[Objective]: Out of the lines below, please list those that hold the string "title".

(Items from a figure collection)
══════

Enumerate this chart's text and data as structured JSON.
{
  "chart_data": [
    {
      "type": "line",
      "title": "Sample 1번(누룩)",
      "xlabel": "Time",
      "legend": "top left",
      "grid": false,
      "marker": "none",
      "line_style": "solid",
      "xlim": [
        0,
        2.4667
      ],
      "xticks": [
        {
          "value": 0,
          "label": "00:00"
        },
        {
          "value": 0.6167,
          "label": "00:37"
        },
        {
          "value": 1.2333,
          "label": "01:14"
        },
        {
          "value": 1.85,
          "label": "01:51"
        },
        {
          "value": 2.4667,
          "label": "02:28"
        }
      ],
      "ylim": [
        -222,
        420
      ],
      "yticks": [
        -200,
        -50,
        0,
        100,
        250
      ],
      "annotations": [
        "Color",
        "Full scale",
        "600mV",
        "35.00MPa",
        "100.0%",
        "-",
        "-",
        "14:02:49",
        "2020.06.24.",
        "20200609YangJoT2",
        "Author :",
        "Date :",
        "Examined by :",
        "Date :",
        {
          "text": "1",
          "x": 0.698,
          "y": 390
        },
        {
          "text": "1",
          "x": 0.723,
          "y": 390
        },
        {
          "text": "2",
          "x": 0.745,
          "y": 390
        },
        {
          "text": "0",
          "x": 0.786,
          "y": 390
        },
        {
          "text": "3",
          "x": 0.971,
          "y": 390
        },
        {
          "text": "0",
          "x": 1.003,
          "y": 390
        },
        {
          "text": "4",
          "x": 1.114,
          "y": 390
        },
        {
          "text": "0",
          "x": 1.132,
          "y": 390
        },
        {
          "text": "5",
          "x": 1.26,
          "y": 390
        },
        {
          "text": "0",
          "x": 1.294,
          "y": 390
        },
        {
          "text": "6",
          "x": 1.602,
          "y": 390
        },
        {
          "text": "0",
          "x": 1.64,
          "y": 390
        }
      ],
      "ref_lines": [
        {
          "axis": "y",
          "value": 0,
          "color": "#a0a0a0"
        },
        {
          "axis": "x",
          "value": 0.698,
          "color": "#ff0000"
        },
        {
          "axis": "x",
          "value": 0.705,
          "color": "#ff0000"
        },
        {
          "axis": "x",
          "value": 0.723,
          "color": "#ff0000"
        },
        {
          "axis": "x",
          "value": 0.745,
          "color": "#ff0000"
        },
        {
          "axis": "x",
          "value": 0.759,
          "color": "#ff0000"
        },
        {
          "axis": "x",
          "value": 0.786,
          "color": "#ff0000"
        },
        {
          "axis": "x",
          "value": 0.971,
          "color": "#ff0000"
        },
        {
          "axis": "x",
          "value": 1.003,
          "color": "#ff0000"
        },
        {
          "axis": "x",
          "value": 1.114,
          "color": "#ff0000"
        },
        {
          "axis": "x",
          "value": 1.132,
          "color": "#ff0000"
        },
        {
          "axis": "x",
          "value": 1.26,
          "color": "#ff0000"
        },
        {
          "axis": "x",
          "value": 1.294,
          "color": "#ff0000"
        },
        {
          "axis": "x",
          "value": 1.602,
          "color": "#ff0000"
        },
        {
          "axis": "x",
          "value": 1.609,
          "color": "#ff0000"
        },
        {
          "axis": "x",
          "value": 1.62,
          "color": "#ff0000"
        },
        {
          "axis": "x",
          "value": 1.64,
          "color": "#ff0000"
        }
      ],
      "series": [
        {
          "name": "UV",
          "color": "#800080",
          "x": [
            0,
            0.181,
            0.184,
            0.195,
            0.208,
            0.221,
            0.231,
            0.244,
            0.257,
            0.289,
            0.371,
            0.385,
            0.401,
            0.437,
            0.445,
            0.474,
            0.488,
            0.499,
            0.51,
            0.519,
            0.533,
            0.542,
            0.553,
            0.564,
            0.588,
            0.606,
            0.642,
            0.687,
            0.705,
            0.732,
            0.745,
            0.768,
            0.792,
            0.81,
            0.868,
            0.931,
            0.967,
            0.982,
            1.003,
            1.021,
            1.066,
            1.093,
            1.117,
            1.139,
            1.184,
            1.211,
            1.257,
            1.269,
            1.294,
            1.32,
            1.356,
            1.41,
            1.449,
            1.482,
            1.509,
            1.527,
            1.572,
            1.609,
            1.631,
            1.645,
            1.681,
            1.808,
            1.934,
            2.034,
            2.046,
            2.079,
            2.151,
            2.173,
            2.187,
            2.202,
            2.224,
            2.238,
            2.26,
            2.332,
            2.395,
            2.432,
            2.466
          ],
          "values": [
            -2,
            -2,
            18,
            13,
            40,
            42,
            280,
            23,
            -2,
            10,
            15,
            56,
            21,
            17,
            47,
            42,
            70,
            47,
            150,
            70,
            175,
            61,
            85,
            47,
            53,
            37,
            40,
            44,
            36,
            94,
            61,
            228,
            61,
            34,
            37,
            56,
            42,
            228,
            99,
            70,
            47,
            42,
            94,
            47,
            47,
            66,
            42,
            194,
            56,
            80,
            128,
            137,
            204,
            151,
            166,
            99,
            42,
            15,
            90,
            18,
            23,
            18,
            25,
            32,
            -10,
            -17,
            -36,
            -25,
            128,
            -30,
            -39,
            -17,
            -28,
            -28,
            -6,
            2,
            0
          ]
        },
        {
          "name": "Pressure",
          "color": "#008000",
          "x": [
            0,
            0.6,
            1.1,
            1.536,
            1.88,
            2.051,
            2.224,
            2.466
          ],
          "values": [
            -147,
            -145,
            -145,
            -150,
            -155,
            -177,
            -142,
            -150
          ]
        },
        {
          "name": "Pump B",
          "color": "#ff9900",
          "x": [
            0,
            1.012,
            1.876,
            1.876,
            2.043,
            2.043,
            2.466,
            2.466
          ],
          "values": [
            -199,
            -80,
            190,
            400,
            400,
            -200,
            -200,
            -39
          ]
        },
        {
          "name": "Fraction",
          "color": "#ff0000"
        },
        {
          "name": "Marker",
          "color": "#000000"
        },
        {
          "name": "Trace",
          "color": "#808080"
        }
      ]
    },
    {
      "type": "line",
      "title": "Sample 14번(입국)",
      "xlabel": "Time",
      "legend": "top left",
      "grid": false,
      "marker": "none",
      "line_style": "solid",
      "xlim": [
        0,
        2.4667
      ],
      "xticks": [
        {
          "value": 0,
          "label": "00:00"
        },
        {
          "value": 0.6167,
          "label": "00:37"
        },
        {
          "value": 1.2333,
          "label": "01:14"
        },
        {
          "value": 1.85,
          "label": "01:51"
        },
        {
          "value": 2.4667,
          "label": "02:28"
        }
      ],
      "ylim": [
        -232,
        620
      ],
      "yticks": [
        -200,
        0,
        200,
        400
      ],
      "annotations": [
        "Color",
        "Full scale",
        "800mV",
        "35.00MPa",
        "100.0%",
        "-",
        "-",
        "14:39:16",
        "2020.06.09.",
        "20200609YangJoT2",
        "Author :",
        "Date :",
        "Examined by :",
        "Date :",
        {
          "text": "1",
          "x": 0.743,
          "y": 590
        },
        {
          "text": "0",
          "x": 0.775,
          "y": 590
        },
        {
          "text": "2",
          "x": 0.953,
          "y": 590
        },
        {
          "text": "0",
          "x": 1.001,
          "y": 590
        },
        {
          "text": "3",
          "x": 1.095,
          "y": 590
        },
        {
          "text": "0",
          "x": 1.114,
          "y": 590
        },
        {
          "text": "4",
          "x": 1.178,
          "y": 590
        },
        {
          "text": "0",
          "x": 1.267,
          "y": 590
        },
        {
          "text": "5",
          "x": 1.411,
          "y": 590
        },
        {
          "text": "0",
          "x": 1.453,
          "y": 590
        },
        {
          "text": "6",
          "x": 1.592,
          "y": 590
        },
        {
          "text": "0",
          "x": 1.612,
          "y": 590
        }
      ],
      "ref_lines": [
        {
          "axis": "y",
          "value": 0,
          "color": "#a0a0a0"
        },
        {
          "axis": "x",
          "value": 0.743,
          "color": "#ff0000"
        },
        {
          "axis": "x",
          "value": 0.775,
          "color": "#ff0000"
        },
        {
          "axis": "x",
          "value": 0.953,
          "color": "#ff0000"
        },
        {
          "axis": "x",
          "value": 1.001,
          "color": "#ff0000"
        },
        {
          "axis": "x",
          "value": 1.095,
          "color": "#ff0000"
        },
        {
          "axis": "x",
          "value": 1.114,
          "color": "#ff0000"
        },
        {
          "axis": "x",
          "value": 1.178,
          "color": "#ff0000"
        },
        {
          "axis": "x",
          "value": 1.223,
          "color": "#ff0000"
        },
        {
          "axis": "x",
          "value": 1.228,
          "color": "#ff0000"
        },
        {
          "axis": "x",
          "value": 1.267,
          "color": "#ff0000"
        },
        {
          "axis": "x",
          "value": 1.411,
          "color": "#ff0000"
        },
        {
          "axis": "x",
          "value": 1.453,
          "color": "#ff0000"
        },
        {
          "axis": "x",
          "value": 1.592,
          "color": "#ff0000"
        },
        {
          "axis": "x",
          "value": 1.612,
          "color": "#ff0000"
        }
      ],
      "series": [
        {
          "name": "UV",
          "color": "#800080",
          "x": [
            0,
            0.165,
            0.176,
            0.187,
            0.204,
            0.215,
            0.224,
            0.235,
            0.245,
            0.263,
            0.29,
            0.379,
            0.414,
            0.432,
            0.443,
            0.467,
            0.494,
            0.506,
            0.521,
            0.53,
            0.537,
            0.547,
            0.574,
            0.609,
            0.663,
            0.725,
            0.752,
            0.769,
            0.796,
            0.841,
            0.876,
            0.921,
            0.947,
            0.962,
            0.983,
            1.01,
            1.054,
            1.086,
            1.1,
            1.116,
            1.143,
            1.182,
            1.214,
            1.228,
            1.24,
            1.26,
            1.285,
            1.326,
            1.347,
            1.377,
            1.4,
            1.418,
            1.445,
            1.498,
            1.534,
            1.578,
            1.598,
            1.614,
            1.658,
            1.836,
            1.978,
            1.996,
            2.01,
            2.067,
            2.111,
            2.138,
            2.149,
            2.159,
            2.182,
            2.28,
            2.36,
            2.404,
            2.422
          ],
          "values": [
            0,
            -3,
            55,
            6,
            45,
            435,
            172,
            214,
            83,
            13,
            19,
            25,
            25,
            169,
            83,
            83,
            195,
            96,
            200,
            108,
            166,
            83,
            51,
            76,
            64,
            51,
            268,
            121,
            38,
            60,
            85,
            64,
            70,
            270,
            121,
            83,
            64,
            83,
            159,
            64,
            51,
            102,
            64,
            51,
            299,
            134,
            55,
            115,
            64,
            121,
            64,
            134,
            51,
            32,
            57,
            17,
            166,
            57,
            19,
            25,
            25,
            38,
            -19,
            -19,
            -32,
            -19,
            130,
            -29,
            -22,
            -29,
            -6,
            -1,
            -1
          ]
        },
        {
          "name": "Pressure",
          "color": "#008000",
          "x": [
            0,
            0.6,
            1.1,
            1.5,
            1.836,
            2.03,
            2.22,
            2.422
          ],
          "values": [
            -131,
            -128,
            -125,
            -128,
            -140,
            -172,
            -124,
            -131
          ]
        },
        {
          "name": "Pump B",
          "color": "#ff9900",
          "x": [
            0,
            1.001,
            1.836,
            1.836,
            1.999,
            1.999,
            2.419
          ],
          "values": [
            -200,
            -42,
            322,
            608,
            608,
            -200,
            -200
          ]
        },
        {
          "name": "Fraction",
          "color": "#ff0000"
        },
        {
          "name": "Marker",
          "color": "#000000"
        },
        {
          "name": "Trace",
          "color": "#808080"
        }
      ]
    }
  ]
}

══════

[Answer for the task]:
      "title": "Sample 1번(누룩)",
      "title": "Sample 14번(입국)",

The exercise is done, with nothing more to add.